§ WORK TO BE COMPLETED:
In the data below, locate each line with the word "Навіщо" and list it.

+++ DATA

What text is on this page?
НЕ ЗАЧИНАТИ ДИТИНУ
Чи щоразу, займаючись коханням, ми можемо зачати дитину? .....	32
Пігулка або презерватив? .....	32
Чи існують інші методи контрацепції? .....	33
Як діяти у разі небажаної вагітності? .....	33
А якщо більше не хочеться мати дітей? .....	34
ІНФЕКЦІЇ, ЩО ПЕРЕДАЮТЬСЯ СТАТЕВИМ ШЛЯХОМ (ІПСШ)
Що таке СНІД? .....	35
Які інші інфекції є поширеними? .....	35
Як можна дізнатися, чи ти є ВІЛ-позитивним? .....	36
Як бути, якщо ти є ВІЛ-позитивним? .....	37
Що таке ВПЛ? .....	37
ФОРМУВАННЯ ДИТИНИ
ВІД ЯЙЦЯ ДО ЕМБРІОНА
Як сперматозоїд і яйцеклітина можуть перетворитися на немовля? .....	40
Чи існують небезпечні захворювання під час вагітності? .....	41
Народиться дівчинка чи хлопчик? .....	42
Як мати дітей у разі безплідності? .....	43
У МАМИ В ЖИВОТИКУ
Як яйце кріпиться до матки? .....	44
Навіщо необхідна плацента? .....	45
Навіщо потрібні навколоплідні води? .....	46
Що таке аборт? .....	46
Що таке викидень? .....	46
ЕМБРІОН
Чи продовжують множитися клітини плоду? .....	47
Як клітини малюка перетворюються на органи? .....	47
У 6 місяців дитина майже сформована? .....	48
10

++++++

§ PROBLEM SOLUTION:
Навіщо необхідна плацента? .....	45
Навіщо потрібні навколоплідні води? .....	46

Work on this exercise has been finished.